--- Goal A ---
Copy out the records verbatim, beginning with the line that contains "expand-arrow-icon <box>50 417 54 423</box>" and continuing through the line that contains "tooltip-value: Sessions: 65".
[BEGIN Selected text]
Brother of Louis XVI and Louis XVIII. Last king of France.
Charles, younger brother of Louis XVI and Louis XVIII, distinguished himself especially before the revolution by his pranks. After July of 1789 he left France and visited foreign sovereigns, soliciting their aid in repressing the revolution. In 1795 he directed a corps of emigres and Englishmen intending to disembark in the Vendee. The operation failed and became the disaster of Quiberon.
During the Consulate and the Empire the Count d'Artois spent most of his time in London. He returned to France in 1814 with the coalition armies. Lieutenant general of the kingdom, he represented his brother, Louis XVIII. He signed on 23 April 1814 the first Treaty of Paris, which ceded many fortresses to the allies.
[END Selected text]
--- Goal B ---
Continue the account of the Count d'Artois from the point where it stops.
[BEGIN Provided records]
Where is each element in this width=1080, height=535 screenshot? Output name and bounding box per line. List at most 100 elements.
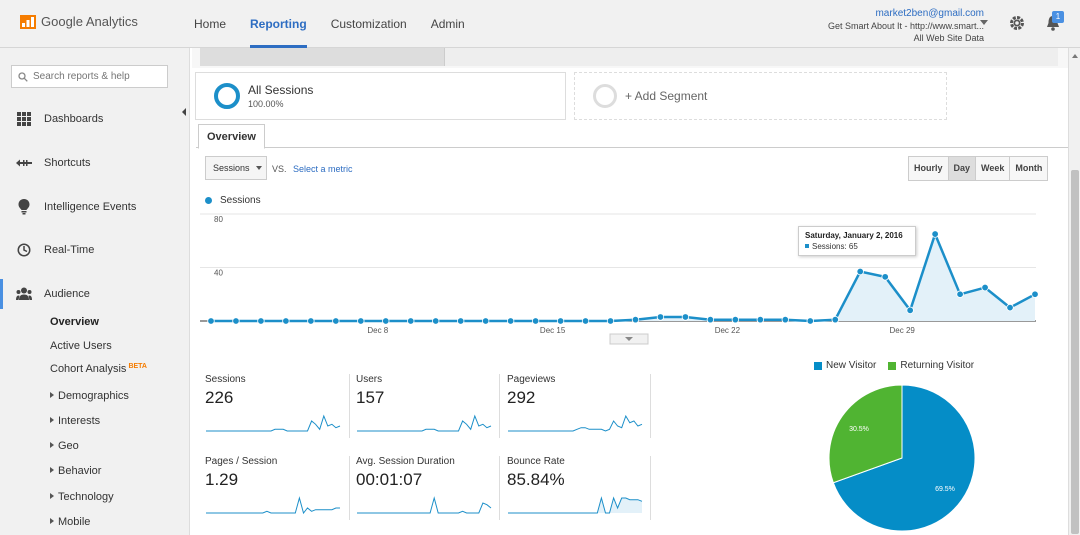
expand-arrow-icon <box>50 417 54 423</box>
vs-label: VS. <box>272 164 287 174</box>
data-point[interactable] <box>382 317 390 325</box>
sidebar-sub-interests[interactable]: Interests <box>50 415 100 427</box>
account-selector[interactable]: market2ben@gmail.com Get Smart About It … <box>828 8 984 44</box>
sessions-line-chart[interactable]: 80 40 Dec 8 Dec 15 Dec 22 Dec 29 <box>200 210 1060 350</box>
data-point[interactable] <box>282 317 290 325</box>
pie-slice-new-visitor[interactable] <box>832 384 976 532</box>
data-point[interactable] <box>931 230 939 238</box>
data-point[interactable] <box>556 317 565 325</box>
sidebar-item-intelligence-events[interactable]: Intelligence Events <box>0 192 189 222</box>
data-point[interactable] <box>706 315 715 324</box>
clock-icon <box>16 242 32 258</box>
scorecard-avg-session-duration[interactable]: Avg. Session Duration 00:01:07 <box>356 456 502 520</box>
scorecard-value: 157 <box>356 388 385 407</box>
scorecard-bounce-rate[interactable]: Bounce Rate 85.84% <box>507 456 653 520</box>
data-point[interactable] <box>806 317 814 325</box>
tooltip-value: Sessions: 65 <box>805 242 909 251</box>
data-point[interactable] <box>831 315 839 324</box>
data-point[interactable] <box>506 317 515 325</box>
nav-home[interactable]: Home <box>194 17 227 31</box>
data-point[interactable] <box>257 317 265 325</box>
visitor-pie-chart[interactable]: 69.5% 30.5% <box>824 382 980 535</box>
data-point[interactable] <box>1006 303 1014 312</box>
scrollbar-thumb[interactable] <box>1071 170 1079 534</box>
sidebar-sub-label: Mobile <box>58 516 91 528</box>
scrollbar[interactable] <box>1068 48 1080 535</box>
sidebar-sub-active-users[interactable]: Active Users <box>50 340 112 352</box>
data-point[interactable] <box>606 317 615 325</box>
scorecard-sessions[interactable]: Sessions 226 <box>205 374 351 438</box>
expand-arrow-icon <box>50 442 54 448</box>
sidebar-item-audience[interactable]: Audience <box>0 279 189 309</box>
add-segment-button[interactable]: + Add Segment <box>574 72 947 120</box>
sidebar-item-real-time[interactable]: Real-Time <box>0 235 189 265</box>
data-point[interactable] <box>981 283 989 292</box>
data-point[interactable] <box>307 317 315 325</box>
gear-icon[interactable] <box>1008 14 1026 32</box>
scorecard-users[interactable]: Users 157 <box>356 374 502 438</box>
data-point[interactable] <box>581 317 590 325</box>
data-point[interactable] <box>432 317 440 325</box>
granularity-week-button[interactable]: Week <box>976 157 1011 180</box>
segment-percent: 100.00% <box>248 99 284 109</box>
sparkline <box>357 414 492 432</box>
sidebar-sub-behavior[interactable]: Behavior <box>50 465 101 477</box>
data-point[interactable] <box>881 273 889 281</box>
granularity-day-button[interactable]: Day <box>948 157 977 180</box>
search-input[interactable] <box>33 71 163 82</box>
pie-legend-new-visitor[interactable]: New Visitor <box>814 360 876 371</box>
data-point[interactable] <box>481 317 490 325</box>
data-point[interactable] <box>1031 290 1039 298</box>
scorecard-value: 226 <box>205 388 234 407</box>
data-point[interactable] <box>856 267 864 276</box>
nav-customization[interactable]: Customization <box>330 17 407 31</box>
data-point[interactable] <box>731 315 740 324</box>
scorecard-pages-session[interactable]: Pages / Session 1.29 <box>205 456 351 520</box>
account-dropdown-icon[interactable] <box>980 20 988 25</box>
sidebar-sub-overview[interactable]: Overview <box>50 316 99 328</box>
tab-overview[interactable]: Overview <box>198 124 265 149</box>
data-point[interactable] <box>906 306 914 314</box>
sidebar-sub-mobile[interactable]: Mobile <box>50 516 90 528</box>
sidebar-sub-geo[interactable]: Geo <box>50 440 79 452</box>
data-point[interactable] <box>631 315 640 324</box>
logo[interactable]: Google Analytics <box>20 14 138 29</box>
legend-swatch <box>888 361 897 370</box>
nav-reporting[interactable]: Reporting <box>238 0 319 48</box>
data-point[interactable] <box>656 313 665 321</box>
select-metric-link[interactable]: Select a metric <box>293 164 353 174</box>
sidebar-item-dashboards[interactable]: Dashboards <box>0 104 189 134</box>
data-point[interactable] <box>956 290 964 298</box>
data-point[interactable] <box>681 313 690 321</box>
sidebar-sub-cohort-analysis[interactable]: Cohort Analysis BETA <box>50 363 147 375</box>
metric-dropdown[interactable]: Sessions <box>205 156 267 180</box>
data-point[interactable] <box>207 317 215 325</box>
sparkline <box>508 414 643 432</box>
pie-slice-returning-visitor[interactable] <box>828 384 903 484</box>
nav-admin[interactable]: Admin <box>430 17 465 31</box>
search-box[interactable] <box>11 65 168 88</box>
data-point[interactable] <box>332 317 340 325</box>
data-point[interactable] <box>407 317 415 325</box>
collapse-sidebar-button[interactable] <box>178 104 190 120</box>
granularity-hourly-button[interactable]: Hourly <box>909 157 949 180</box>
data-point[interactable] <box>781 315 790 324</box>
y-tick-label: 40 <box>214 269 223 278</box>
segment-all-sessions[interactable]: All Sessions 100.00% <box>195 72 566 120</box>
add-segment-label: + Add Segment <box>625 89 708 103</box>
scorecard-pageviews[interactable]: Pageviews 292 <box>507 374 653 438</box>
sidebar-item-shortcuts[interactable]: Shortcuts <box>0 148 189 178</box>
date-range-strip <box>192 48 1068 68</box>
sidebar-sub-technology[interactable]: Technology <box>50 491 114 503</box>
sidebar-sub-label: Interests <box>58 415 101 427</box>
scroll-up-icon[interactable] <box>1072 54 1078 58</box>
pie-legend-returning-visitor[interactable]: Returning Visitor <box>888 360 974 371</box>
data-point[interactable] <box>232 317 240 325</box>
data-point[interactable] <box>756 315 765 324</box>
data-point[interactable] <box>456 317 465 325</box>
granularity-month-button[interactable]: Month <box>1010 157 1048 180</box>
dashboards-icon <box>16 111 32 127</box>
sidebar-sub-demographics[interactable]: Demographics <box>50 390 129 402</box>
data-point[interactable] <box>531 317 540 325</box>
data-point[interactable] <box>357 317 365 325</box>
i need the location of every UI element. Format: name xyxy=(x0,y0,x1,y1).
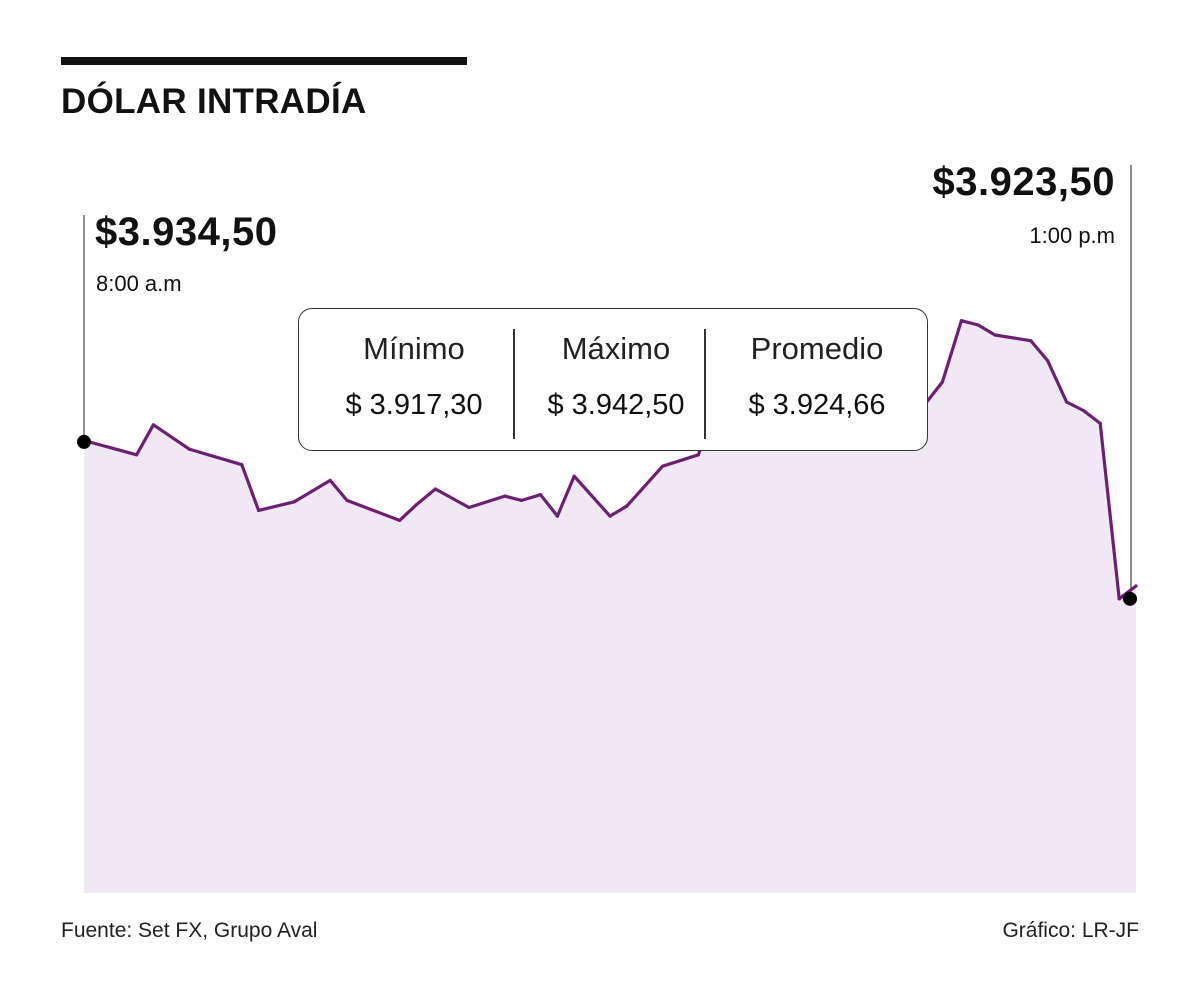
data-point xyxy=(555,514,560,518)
[END Provided records]
--- Written answer A ---
expand-arrow-icon <box>50 417 54 423</box>
vs-label: VS. <box>272 164 287 174</box>
data-point[interactable] <box>382 317 390 325</box>
sidebar-sub-interests[interactable]: Interests <box>50 415 100 427</box>
account-selector[interactable]: market2ben@gmail.com Get Smart About It … <box>828 8 984 44</box>
sessions-line-chart[interactable]: 80 40 Dec 8 Dec 15 Dec 22 Dec 29 <box>200 210 1060 350</box>
data-point[interactable] <box>282 317 290 325</box>
pie-slice-new-visitor[interactable] <box>832 384 976 532</box>
data-point[interactable] <box>931 230 939 238</box>
data-point[interactable] <box>556 317 565 325</box>
sidebar-item-intelligence-events[interactable]: Intelligence Events <box>0 192 189 222</box>
data-point[interactable] <box>706 315 715 324</box>
clock-icon <box>16 242 32 258</box>
scorecard-avg-session-duration[interactable]: Avg. Session Duration 00:01:07 <box>356 456 502 520</box>
scorecard-value: 157 <box>356 388 385 407</box>
scorecard-bounce-rate[interactable]: Bounce Rate 85.84% <box>507 456 653 520</box>
data-point[interactable] <box>806 317 814 325</box>
tooltip-value: Sessions: 65 <box>805 242 909 251</box>

--- Written answer B ---
During the second restoration the Count d'Artois sided with the ultra-royalists. On September 16, 1824, he succeeded his brother on the French throne. The following year he had himself annointed with great ceremony at Reims. The liberal oposition and the royalist party diverged more and more during his reign. The laws of July 25, 1830, unleashed riots. Charles X, seventy three years old, had to leave Paris and abdicate. It was the end of Bourbon rule in France, the beginning of the July Monarchy. Charles died six years later of cholera.